## What the task requires
For the records below, say how many lines contain the string "省教育厅". Give the number only.

============================================================

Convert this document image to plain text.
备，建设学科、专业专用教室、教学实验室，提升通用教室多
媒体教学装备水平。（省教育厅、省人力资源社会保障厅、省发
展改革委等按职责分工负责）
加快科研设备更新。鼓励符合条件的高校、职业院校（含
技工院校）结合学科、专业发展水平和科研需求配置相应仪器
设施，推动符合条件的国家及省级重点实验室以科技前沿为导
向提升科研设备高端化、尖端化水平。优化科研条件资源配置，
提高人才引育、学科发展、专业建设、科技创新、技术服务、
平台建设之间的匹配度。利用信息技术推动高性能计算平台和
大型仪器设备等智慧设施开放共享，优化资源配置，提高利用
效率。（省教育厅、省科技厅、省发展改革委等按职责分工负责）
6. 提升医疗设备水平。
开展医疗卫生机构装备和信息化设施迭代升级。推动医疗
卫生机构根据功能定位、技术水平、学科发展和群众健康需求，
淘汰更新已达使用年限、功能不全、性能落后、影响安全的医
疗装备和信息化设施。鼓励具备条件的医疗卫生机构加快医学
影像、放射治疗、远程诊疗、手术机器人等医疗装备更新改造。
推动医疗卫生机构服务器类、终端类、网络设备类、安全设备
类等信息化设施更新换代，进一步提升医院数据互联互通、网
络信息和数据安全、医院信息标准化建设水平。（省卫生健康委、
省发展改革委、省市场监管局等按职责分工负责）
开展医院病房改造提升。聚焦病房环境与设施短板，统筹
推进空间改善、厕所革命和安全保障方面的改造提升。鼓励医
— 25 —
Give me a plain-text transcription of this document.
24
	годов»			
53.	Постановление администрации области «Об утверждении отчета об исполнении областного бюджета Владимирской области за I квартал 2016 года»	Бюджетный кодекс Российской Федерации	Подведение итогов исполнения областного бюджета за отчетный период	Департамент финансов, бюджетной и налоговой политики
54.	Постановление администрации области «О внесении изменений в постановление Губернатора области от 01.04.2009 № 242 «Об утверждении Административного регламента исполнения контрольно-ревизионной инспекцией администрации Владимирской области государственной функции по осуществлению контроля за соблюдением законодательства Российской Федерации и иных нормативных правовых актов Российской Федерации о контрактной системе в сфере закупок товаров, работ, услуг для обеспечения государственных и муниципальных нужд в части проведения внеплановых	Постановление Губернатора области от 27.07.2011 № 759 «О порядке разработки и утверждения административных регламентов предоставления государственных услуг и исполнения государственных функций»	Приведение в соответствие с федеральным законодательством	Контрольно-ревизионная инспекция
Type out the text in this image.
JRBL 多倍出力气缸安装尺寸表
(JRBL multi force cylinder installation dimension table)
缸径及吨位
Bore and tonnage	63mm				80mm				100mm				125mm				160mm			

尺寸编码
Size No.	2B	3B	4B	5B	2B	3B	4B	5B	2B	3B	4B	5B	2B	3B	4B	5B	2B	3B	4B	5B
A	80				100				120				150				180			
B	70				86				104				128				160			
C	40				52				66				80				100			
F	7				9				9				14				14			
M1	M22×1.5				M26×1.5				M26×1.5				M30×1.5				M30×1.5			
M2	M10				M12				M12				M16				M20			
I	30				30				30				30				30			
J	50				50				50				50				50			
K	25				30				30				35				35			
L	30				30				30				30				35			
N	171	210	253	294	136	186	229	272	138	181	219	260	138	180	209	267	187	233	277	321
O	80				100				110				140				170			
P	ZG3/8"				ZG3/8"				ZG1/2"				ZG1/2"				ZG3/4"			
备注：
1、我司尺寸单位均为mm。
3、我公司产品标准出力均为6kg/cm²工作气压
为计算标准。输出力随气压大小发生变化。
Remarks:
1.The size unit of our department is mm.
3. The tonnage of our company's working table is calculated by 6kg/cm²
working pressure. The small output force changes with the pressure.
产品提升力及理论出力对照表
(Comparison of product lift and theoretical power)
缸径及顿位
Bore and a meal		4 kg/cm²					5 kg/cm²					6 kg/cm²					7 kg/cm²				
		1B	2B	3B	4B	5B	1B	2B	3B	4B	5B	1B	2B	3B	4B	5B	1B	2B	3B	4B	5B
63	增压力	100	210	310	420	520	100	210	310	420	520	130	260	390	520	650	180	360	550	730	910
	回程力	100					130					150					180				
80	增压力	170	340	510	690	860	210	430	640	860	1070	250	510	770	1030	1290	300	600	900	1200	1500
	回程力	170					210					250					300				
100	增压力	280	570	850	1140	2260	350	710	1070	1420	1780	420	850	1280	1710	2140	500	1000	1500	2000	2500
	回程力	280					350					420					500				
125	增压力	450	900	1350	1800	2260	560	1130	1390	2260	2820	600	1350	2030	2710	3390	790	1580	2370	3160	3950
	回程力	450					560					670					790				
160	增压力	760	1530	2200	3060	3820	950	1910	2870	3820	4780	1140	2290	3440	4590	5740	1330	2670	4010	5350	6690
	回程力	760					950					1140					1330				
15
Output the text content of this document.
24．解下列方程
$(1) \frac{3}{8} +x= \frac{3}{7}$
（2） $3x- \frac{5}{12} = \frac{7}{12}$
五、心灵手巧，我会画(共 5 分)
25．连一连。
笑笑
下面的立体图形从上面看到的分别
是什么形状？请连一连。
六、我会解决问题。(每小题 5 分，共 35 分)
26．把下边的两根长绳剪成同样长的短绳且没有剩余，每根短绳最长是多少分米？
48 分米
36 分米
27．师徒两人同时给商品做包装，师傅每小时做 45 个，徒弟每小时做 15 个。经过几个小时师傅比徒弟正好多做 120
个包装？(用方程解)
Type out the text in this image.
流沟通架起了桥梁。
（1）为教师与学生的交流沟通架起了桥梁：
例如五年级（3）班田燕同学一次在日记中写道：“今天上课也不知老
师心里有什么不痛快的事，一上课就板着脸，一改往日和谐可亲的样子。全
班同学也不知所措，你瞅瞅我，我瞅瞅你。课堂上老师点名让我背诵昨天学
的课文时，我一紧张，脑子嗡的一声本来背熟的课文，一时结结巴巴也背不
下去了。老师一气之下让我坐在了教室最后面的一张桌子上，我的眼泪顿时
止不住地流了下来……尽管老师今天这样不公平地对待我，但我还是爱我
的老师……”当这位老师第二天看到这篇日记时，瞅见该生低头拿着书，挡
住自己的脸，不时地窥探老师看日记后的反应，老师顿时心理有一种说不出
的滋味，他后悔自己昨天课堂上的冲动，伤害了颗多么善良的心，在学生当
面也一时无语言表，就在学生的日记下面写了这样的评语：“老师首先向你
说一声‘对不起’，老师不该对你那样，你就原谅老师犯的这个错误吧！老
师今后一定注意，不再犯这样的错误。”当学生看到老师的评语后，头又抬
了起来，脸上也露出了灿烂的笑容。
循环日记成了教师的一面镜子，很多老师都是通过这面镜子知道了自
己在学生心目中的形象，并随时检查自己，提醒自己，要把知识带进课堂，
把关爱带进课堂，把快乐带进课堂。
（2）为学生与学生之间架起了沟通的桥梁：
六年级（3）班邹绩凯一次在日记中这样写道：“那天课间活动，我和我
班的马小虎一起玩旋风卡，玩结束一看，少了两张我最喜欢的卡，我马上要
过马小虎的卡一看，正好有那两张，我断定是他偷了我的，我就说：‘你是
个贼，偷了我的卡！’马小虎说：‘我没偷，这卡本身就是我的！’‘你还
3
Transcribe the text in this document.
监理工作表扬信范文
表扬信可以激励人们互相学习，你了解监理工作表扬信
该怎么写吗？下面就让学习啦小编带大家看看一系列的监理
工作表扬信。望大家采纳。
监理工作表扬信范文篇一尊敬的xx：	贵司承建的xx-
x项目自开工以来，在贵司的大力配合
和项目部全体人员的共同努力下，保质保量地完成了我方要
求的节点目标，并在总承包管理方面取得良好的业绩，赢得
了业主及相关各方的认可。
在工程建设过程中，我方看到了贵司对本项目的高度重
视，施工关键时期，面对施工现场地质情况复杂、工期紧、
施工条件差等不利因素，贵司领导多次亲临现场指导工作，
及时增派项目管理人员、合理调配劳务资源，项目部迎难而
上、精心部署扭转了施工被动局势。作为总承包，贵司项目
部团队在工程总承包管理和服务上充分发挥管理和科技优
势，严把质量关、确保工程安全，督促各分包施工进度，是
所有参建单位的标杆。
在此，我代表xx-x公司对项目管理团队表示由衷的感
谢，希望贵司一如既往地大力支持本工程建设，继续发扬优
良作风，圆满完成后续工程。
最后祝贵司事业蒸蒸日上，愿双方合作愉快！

============================================================

## Answer below
2